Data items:
* * * * *

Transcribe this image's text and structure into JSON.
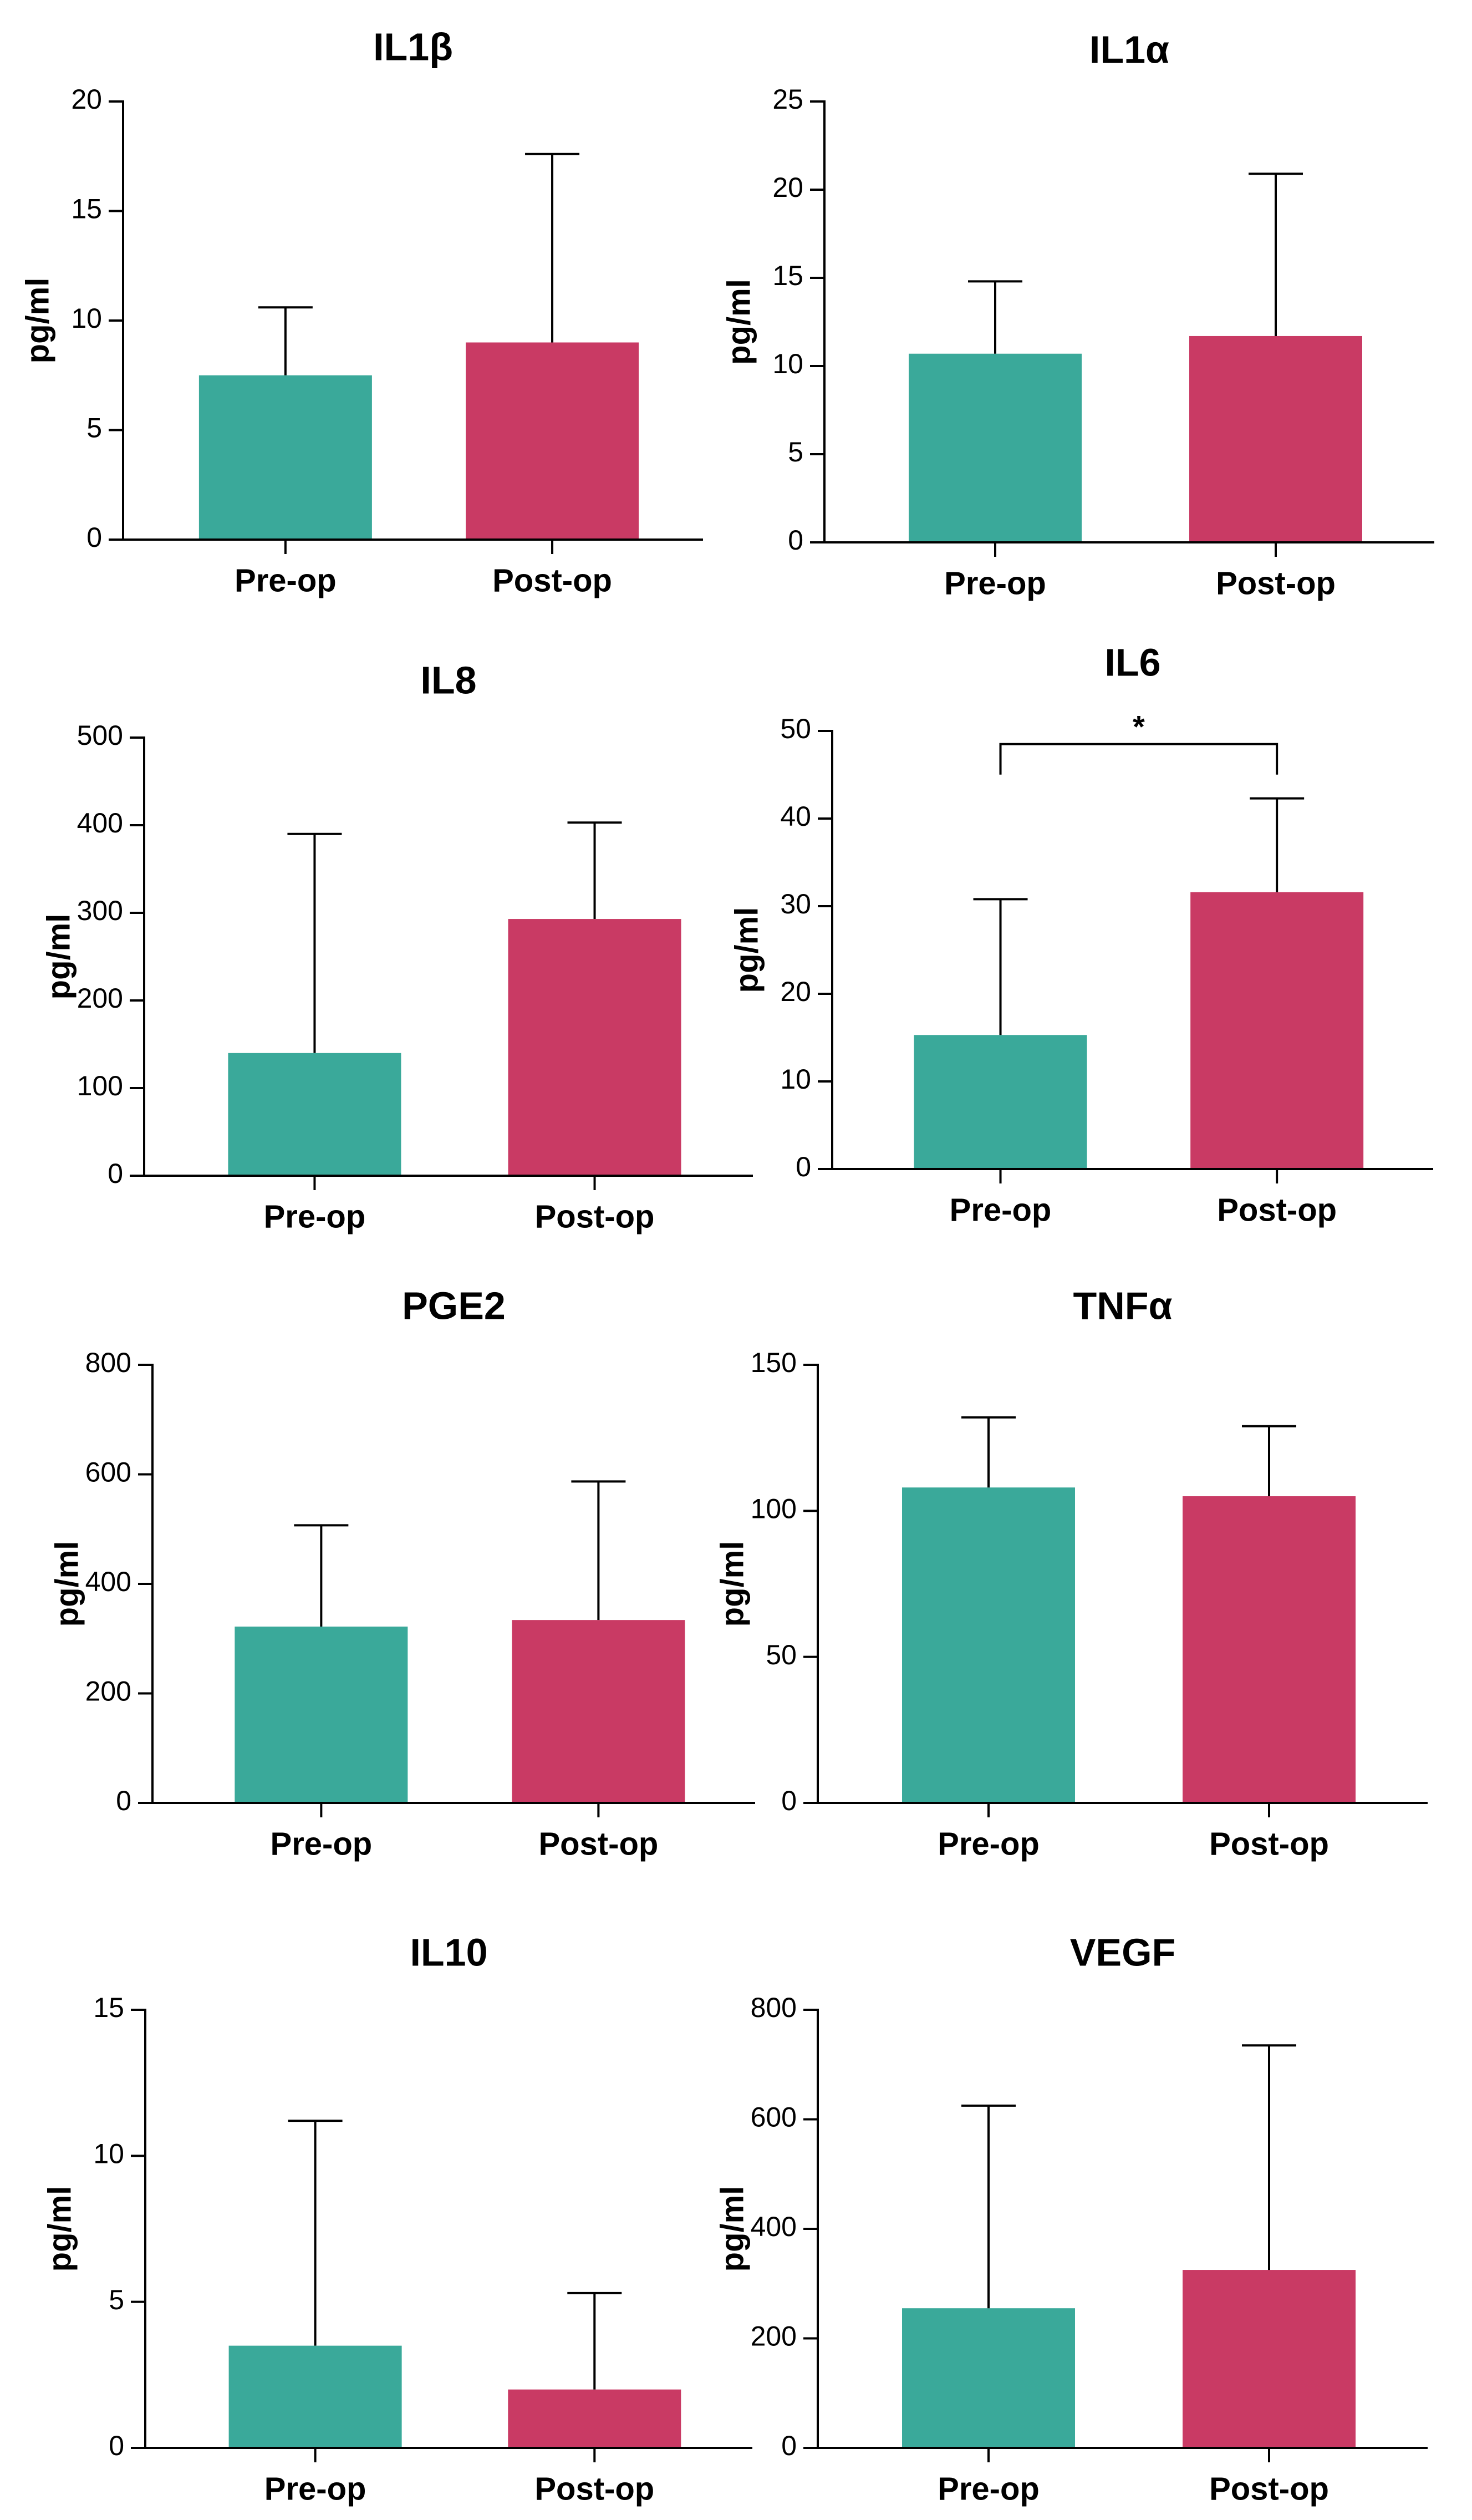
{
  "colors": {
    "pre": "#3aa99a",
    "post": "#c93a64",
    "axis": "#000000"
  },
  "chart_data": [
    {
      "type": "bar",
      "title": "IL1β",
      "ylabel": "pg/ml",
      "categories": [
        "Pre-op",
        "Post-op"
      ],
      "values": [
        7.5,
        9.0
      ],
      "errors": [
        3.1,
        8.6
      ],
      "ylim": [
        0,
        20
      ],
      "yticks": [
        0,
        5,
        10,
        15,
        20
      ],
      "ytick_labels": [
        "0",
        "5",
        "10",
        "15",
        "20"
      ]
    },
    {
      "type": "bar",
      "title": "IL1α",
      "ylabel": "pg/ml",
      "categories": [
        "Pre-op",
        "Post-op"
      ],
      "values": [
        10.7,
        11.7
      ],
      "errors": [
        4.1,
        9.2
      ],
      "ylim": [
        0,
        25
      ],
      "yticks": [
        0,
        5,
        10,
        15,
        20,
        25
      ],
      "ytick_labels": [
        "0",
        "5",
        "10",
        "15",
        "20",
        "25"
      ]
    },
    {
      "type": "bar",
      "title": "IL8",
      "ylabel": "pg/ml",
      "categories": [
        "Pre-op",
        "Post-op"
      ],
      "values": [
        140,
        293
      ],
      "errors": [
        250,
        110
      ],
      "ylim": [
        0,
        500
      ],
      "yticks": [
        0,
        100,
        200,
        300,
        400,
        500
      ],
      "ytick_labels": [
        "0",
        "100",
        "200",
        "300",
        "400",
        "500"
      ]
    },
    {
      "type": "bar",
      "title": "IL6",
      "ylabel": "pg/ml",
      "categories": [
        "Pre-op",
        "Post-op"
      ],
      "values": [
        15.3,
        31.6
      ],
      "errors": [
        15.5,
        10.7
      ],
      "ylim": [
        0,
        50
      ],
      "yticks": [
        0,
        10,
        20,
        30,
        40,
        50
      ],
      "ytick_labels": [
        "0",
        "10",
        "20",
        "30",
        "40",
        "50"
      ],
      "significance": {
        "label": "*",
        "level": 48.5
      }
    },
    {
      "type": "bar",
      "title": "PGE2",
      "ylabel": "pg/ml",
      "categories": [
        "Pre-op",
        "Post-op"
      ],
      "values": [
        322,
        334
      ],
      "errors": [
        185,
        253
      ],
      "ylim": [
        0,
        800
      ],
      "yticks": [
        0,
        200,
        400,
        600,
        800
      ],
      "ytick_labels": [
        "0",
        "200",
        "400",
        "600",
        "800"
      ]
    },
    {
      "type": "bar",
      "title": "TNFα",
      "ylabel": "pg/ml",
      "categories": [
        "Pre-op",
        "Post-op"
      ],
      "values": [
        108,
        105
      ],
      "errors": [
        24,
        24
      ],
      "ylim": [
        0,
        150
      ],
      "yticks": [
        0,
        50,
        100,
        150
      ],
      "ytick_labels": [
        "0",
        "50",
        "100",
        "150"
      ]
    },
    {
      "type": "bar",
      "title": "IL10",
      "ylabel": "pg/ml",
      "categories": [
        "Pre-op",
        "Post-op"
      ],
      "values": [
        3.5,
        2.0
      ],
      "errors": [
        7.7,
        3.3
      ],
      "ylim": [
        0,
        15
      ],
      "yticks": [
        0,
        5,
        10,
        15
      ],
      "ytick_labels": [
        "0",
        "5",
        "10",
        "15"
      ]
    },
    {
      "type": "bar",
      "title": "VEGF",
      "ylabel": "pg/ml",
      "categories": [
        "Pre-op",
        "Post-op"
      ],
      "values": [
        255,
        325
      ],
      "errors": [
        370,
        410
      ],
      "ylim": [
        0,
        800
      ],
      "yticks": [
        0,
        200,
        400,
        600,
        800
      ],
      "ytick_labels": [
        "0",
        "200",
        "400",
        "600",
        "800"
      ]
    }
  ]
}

* * * * *

Task instructions:
Reproduce the listing above exactly, excluding all pictures.

Solution for this exercise:
Transcribe this image's text and structure into JSON.
{
  "colors": {
    "pre": "#3aa99a",
    "post": "#c93a64",
    "axis": "#000000"
  },
  "chart_data": [
    {
      "type": "bar",
      "title": "IL1β",
      "ylabel": "pg/ml",
      "categories": [
        "Pre-op",
        "Post-op"
      ],
      "values": [
        7.5,
        9.0
      ],
      "errors": [
        3.1,
        8.6
      ],
      "ylim": [
        0,
        20
      ],
      "yticks": [
        0,
        5,
        10,
        15,
        20
      ],
      "ytick_labels": [
        "0",
        "5",
        "10",
        "15",
        "20"
      ]
    },
    {
      "type": "bar",
      "title": "IL1α",
      "ylabel": "pg/ml",
      "categories": [
        "Pre-op",
        "Post-op"
      ],
      "values": [
        10.7,
        11.7
      ],
      "errors": [
        4.1,
        9.2
      ],
      "ylim": [
        0,
        25
      ],
      "yticks": [
        0,
        5,
        10,
        15,
        20,
        25
      ],
      "ytick_labels": [
        "0",
        "5",
        "10",
        "15",
        "20",
        "25"
      ]
    },
    {
      "type": "bar",
      "title": "IL8",
      "ylabel": "pg/ml",
      "categories": [
        "Pre-op",
        "Post-op"
      ],
      "values": [
        140,
        293
      ],
      "errors": [
        250,
        110
      ],
      "ylim": [
        0,
        500
      ],
      "yticks": [
        0,
        100,
        200,
        300,
        400,
        500
      ],
      "ytick_labels": [
        "0",
        "100",
        "200",
        "300",
        "400",
        "500"
      ]
    },
    {
      "type": "bar",
      "title": "IL6",
      "ylabel": "pg/ml",
      "categories": [
        "Pre-op",
        "Post-op"
      ],
      "values": [
        15.3,
        31.6
      ],
      "errors": [
        15.5,
        10.7
      ],
      "ylim": [
        0,
        50
      ],
      "yticks": [
        0,
        10,
        20,
        30,
        40,
        50
      ],
      "ytick_labels": [
        "0",
        "10",
        "20",
        "30",
        "40",
        "50"
      ],
      "significance": {
        "label": "*",
        "level": 48.5
      }
    },
    {
      "type": "bar",
      "title": "PGE2",
      "ylabel": "pg/ml",
      "categories": [
        "Pre-op",
        "Post-op"
      ],
      "values": [
        322,
        334
      ],
      "errors": [
        185,
        253
      ],
      "ylim": [
        0,
        800
      ],
      "yticks": [
        0,
        200,
        400,
        600,
        800
      ],
      "ytick_labels": [
        "0",
        "200",
        "400",
        "600",
        "800"
      ]
    },
    {
      "type": "bar",
      "title": "TNFα",
      "ylabel": "pg/ml",
      "categories": [
        "Pre-op",
        "Post-op"
      ],
      "values": [
        108,
        105
      ],
      "errors": [
        24,
        24
      ],
      "ylim": [
        0,
        150
      ],
      "yticks": [
        0,
        50,
        100,
        150
      ],
      "ytick_labels": [
        "0",
        "50",
        "100",
        "150"
      ]
    },
    {
      "type": "bar",
      "title": "IL10",
      "ylabel": "pg/ml",
      "categories": [
        "Pre-op",
        "Post-op"
      ],
      "values": [
        3.5,
        2.0
      ],
      "errors": [
        7.7,
        3.3
      ],
      "ylim": [
        0,
        15
      ],
      "yticks": [
        0,
        5,
        10,
        15
      ],
      "ytick_labels": [
        "0",
        "5",
        "10",
        "15"
      ]
    },
    {
      "type": "bar",
      "title": "VEGF",
      "ylabel": "pg/ml",
      "categories": [
        "Pre-op",
        "Post-op"
      ],
      "values": [
        255,
        325
      ],
      "errors": [
        370,
        410
      ],
      "ylim": [
        0,
        800
      ],
      "yticks": [
        0,
        200,
        400,
        600,
        800
      ],
      "ytick_labels": [
        "0",
        "200",
        "400",
        "600",
        "800"
      ]
    }
  ]
}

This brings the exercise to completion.